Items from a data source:
:::

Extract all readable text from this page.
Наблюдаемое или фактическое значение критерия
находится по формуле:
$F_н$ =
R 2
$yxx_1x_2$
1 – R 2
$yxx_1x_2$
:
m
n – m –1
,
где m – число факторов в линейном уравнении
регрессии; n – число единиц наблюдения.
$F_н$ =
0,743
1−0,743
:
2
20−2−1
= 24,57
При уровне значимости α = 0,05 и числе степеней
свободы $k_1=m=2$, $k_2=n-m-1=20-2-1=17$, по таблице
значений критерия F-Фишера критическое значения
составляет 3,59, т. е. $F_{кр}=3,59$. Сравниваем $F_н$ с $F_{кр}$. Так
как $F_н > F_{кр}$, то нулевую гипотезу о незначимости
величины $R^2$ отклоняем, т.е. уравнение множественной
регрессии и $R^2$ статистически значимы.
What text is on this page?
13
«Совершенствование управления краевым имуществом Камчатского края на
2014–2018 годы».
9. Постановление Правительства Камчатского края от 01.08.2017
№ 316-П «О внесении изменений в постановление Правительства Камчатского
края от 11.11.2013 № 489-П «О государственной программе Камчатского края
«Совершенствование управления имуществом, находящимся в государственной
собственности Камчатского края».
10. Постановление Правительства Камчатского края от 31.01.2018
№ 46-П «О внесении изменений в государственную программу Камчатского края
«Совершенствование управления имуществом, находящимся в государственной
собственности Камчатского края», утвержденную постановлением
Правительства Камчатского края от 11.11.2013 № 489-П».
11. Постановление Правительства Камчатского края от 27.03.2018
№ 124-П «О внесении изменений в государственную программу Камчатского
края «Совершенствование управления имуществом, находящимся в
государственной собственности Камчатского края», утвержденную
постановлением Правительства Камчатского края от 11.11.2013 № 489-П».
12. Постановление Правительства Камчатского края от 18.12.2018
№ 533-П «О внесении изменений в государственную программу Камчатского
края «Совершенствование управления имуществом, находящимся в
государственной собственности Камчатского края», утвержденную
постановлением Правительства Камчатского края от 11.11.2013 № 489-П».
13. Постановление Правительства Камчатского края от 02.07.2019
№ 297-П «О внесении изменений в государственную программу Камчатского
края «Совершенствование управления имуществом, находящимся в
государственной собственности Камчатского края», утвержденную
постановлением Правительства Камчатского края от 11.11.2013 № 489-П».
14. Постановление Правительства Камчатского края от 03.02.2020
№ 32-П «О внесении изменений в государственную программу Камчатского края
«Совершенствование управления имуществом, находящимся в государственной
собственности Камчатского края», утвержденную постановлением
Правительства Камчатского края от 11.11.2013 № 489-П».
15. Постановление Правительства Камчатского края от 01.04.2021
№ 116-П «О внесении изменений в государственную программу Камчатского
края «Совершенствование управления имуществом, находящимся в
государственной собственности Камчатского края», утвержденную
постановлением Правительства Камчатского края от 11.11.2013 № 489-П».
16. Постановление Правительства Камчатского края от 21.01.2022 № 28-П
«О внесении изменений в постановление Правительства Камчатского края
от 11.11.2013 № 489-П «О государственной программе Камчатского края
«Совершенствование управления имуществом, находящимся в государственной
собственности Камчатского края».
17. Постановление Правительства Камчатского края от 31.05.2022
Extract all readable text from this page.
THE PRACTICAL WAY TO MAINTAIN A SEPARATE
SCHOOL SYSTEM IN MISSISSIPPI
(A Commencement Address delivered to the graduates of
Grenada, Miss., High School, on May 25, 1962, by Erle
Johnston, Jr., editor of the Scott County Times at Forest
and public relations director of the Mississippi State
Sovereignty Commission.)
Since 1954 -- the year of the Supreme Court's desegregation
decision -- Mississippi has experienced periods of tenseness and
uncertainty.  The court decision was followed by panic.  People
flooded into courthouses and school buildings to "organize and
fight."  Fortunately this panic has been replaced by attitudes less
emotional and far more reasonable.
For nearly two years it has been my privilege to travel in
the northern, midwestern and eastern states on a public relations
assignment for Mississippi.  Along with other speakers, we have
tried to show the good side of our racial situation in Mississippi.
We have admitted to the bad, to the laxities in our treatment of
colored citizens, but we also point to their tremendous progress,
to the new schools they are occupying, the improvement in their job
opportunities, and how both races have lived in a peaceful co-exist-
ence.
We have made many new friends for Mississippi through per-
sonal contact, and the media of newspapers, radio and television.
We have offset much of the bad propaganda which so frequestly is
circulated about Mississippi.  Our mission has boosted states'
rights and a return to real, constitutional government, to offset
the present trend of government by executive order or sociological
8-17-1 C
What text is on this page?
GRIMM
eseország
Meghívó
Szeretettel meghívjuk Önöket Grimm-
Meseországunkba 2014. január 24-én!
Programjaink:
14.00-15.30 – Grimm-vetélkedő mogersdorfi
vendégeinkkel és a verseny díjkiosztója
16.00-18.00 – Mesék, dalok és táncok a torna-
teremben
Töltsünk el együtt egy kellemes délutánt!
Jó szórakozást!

:::

_WHAT TO PRODUCE_
Find every line that holds "offset" and copy it.

_SOLUTION TO THIS EXERCISE_
We have offset much of the bad propaganda which so frequestly is
rights and a return to real, constitutional government, to offset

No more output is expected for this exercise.